┌─ Records provided

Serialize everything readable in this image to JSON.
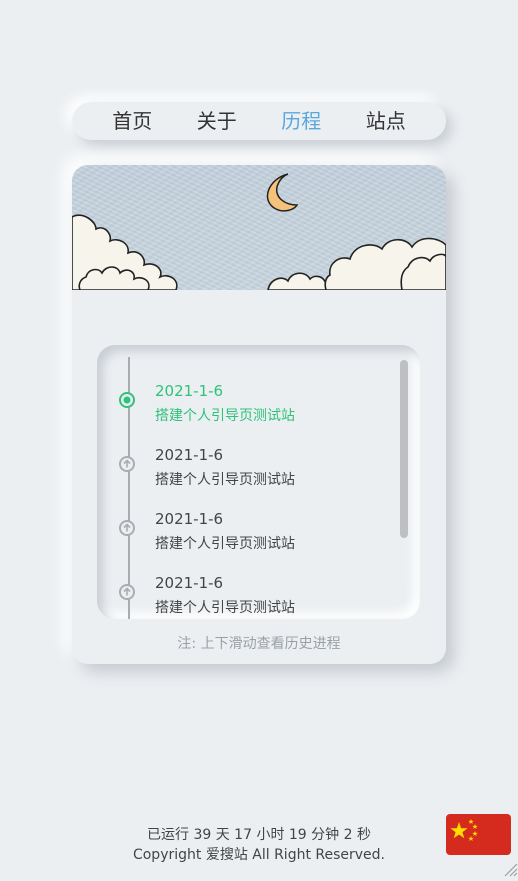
{
  "nav": {
    "items": [
      {
        "label": "首页",
        "active": false
      },
      {
        "label": "关于",
        "active": false
      },
      {
        "label": "历程",
        "active": true
      },
      {
        "label": "站点",
        "active": false
      }
    ],
    "active_color": "#5aa7dc"
  },
  "timeline": {
    "entries": [
      {
        "date": "2021-1-6",
        "text": "搭建个人引导页测试站",
        "active": true
      },
      {
        "date": "2021-1-6",
        "text": "搭建个人引导页测试站",
        "active": false
      },
      {
        "date": "2021-1-6",
        "text": "搭建个人引导页测试站",
        "active": false
      },
      {
        "date": "2021-1-6",
        "text": "搭建个人引导页测试站",
        "active": false
      }
    ],
    "active_color": "#2ec27a",
    "note": "注: 上下滑动查看历史进程"
  },
  "footer": {
    "runtime": "已运行 39 天 17 小时 19 分钟 2 秒",
    "copyright": "Copyright 爱搜站 All Right Reserved."
  },
  "flag": {
    "icon": "china-flag-icon",
    "color": "#d52b1e"
  }
}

└─

Request ->
Leave the pictures out and write out every entry exactly as given.

Worked solution ->
Serialize everything readable in this image to JSON.
{
  "nav": {
    "items": [
      {
        "label": "首页",
        "active": false
      },
      {
        "label": "关于",
        "active": false
      },
      {
        "label": "历程",
        "active": true
      },
      {
        "label": "站点",
        "active": false
      }
    ],
    "active_color": "#5aa7dc"
  },
  "timeline": {
    "entries": [
      {
        "date": "2021-1-6",
        "text": "搭建个人引导页测试站",
        "active": true
      },
      {
        "date": "2021-1-6",
        "text": "搭建个人引导页测试站",
        "active": false
      },
      {
        "date": "2021-1-6",
        "text": "搭建个人引导页测试站",
        "active": false
      },
      {
        "date": "2021-1-6",
        "text": "搭建个人引导页测试站",
        "active": false
      }
    ],
    "active_color": "#2ec27a",
    "note": "注: 上下滑动查看历史进程"
  },
  "footer": {
    "runtime": "已运行 39 天 17 小时 19 分钟 2 秒",
    "copyright": "Copyright 爱搜站 All Right Reserved."
  },
  "flag": {
    "icon": "china-flag-icon",
    "color": "#d52b1e"
  }
}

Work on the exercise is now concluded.